Work instructions — Please print every record below exactly as it appears.
---
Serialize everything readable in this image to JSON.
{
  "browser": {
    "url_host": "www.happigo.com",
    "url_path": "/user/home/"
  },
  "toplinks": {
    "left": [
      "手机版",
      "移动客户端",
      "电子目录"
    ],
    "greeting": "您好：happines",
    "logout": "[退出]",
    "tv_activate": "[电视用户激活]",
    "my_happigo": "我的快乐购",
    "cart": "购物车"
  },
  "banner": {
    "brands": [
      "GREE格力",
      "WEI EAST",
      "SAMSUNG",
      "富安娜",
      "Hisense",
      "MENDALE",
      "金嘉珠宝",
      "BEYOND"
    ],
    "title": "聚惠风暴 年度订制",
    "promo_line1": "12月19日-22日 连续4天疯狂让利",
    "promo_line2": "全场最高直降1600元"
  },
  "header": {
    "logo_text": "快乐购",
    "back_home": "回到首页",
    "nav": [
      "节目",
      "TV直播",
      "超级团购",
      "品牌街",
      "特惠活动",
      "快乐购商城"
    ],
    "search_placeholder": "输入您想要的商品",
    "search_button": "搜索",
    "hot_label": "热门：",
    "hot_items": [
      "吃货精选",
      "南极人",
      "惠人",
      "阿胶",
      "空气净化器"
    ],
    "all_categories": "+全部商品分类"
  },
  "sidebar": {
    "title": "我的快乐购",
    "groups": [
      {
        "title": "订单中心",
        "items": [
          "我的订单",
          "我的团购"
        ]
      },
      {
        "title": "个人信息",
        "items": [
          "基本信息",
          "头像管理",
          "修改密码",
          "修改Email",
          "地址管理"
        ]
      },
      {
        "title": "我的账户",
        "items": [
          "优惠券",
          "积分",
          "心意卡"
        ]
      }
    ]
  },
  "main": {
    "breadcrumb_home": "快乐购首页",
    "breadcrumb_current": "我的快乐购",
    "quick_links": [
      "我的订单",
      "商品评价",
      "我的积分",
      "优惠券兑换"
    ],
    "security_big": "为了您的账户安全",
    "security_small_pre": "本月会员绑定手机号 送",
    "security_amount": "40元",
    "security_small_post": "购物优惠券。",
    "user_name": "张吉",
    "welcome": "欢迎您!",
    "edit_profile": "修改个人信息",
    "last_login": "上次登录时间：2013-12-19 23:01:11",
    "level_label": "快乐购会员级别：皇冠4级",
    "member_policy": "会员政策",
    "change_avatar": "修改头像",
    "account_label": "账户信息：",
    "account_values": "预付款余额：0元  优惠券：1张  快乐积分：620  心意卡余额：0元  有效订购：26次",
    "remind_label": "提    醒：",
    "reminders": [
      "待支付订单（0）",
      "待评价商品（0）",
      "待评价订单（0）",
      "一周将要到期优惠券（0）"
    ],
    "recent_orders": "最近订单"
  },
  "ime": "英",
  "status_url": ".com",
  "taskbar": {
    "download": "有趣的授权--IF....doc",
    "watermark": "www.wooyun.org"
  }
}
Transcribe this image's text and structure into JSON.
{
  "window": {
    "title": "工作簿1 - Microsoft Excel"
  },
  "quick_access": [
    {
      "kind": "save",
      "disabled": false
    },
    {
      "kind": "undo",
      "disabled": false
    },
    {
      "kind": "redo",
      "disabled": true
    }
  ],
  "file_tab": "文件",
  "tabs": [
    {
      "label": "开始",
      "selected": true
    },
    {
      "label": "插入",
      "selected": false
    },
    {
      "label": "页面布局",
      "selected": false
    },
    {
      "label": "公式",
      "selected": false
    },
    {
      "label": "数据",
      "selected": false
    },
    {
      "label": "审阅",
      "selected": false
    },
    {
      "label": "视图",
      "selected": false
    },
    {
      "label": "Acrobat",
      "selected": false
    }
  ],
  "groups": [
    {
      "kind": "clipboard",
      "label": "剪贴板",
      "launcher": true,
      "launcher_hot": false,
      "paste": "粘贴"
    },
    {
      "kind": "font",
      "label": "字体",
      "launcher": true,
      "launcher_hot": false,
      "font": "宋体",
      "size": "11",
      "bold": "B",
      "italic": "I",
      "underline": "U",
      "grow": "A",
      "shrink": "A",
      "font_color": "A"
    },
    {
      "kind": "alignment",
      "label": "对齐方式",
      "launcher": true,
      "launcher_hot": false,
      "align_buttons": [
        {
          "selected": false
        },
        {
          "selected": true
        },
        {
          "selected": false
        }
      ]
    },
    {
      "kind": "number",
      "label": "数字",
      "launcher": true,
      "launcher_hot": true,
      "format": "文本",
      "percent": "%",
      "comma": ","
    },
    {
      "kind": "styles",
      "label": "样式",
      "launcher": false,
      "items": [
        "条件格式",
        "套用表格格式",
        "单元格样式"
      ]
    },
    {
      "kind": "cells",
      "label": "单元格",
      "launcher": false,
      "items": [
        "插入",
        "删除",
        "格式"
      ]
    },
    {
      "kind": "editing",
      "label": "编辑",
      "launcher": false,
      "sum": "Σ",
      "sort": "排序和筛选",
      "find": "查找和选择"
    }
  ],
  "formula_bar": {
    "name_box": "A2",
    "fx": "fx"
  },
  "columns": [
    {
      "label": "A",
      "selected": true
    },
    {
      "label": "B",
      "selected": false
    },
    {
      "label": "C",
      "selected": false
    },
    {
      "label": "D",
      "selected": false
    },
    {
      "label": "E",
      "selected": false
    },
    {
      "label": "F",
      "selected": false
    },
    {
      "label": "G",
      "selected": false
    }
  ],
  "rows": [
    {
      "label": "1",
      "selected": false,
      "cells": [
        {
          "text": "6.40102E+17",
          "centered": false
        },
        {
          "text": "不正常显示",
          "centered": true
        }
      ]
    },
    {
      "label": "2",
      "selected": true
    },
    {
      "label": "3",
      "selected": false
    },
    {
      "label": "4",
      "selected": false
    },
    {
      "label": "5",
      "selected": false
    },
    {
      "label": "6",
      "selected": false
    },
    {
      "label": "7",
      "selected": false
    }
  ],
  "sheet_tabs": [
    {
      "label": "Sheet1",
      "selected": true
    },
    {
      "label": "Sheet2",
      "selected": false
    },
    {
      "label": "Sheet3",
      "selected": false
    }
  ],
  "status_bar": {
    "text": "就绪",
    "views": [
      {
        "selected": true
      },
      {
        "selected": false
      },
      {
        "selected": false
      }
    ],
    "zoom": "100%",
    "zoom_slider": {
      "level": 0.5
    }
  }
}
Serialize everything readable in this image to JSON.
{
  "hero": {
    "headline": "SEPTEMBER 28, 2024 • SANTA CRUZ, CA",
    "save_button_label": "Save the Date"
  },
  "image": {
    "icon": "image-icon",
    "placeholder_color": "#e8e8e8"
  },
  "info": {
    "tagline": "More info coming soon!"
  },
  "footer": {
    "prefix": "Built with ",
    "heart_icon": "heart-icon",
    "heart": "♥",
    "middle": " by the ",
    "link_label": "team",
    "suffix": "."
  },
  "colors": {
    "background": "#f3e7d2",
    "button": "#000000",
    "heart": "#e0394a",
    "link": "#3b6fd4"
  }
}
---
Output below —
Serialize everything readable in this image to JSON.
{
  "browser": {
    "url_host": "www.happigo.com",
    "url_path": "/user/home/"
  },
  "toplinks": {
    "left": [
      "手机版",
      "移动客户端",
      "电子目录"
    ],
    "greeting": "您好：happines",
    "logout": "[退出]",
    "tv_activate": "[电视用户激活]",
    "my_happigo": "我的快乐购",
    "cart": "购物车"
  },
  "banner": {
    "brands": [
      "GREE格力",
      "WEI EAST",
      "SAMSUNG",
      "富安娜",
      "Hisense",
      "MENDALE",
      "金嘉珠宝",
      "BEYOND"
    ],
    "title": "聚惠风暴 年度订制",
    "promo_line1": "12月19日-22日 连续4天疯狂让利",
    "promo_line2": "全场最高直降1600元"
  },
  "header": {
    "logo_text": "快乐购",
    "back_home": "回到首页",
    "nav": [
      "节目",
      "TV直播",
      "超级团购",
      "品牌街",
      "特惠活动",
      "快乐购商城"
    ],
    "search_placeholder": "输入您想要的商品",
    "search_button": "搜索",
    "hot_label": "热门：",
    "hot_items": [
      "吃货精选",
      "南极人",
      "惠人",
      "阿胶",
      "空气净化器"
    ],
    "all_categories": "+全部商品分类"
  },
  "sidebar": {
    "title": "我的快乐购",
    "groups": [
      {
        "title": "订单中心",
        "items": [
          "我的订单",
          "我的团购"
        ]
      },
      {
        "title": "个人信息",
        "items": [
          "基本信息",
          "头像管理",
          "修改密码",
          "修改Email",
          "地址管理"
        ]
      },
      {
        "title": "我的账户",
        "items": [
          "优惠券",
          "积分",
          "心意卡"
        ]
      }
    ]
  },
  "main": {
    "breadcrumb_home": "快乐购首页",
    "breadcrumb_current": "我的快乐购",
    "quick_links": [
      "我的订单",
      "商品评价",
      "我的积分",
      "优惠券兑换"
    ],
    "security_big": "为了您的账户安全",
    "security_small_pre": "本月会员绑定手机号 送",
    "security_amount": "40元",
    "security_small_post": "购物优惠券。",
    "user_name": "张吉",
    "welcome": "欢迎您!",
    "edit_profile": "修改个人信息",
    "last_login": "上次登录时间：2013-12-19 23:01:11",
    "level_label": "快乐购会员级别：皇冠4级",
    "member_policy": "会员政策",
    "change_avatar": "修改头像",
    "account_label": "账户信息：",
    "account_values": "预付款余额：0元  优惠券：1张  快乐积分：620  心意卡余额：0元  有效订购：26次",
    "remind_label": "提    醒：",
    "reminders": [
      "待支付订单（0）",
      "待评价商品（0）",
      "待评价订单（0）",
      "一周将要到期优惠券（0）"
    ],
    "recent_orders": "最近订单"
  },
  "ime": "英",
  "status_url": ".com",
  "taskbar": {
    "download": "有趣的授权--IF....doc",
    "watermark": "www.wooyun.org"
  }
}
Transcribe this image's text and structure into JSON.
{
  "window": {
    "title": "工作簿1 - Microsoft Excel"
  },
  "quick_access": [
    {
      "kind": "save",
      "disabled": false
    },
    {
      "kind": "undo",
      "disabled": false
    },
    {
      "kind": "redo",
      "disabled": true
    }
  ],
  "file_tab": "文件",
  "tabs": [
    {
      "label": "开始",
      "selected": true
    },
    {
      "label": "插入",
      "selected": false
    },
    {
      "label": "页面布局",
      "selected": false
    },
    {
      "label": "公式",
      "selected": false
    },
    {
      "label": "数据",
      "selected": false
    },
    {
      "label": "审阅",
      "selected": false
    },
    {
      "label": "视图",
      "selected": false
    },
    {
      "label": "Acrobat",
      "selected": false
    }
  ],
  "groups": [
    {
      "kind": "clipboard",
      "label": "剪贴板",
      "launcher": true,
      "launcher_hot": false,
      "paste": "粘贴"
    },
    {
      "kind": "font",
      "label": "字体",
      "launcher": true,
      "launcher_hot": false,
      "font": "宋体",
      "size": "11",
      "bold": "B",
      "italic": "I",
      "underline": "U",
      "grow": "A",
      "shrink": "A",
      "font_color": "A"
    },
    {
      "kind": "alignment",
      "label": "对齐方式",
      "launcher": true,
      "launcher_hot": false,
      "align_buttons": [
        {
          "selected": false
        },
        {
          "selected": true
        },
        {
          "selected": false
        }
      ]
    },
    {
      "kind": "number",
      "label": "数字",
      "launcher": true,
      "launcher_hot": true,
      "format": "文本",
      "percent": "%",
      "comma": ","
    },
    {
      "kind": "styles",
      "label": "样式",
      "launcher": false,
      "items": [
        "条件格式",
        "套用表格格式",
        "单元格样式"
      ]
    },
    {
      "kind": "cells",
      "label": "单元格",
      "launcher": false,
      "items": [
        "插入",
        "删除",
        "格式"
      ]
    },
    {
      "kind": "editing",
      "label": "编辑",
      "launcher": false,
      "sum": "Σ",
      "sort": "排序和筛选",
      "find": "查找和选择"
    }
  ],
  "formula_bar": {
    "name_box": "A2",
    "fx": "fx"
  },
  "columns": [
    {
      "label": "A",
      "selected": true
    },
    {
      "label": "B",
      "selected": false
    },
    {
      "label": "C",
      "selected": false
    },
    {
      "label": "D",
      "selected": false
    },
    {
      "label": "E",
      "selected": false
    },
    {
      "label": "F",
      "selected": false
    },
    {
      "label": "G",
      "selected": false
    }
  ],
  "rows": [
    {
      "label": "1",
      "selected": false,
      "cells": [
        {
          "text": "6.40102E+17",
          "centered": false
        },
        {
          "text": "不正常显示",
          "centered": true
        }
      ]
    },
    {
      "label": "2",
      "selected": true
    },
    {
      "label": "3",
      "selected": false
    },
    {
      "label": "4",
      "selected": false
    },
    {
      "label": "5",
      "selected": false
    },
    {
      "label": "6",
      "selected": false
    },
    {
      "label": "7",
      "selected": false
    }
  ],
  "sheet_tabs": [
    {
      "label": "Sheet1",
      "selected": true
    },
    {
      "label": "Sheet2",
      "selected": false
    },
    {
      "label": "Sheet3",
      "selected": false
    }
  ],
  "status_bar": {
    "text": "就绪",
    "views": [
      {
        "selected": true
      },
      {
        "selected": false
      },
      {
        "selected": false
      }
    ],
    "zoom": "100%",
    "zoom_slider": {
      "level": 0.5
    }
  }
}
Serialize everything readable in this image to JSON.
{
  "hero": {
    "headline": "SEPTEMBER 28, 2024 • SANTA CRUZ, CA",
    "save_button_label": "Save the Date"
  },
  "image": {
    "icon": "image-icon",
    "placeholder_color": "#e8e8e8"
  },
  "info": {
    "tagline": "More info coming soon!"
  },
  "footer": {
    "prefix": "Built with ",
    "heart_icon": "heart-icon",
    "heart": "♥",
    "middle": " by the ",
    "link_label": "team",
    "suffix": "."
  },
  "colors": {
    "background": "#f3e7d2",
    "button": "#000000",
    "heart": "#e0394a",
    "link": "#3b6fd4"
  }
}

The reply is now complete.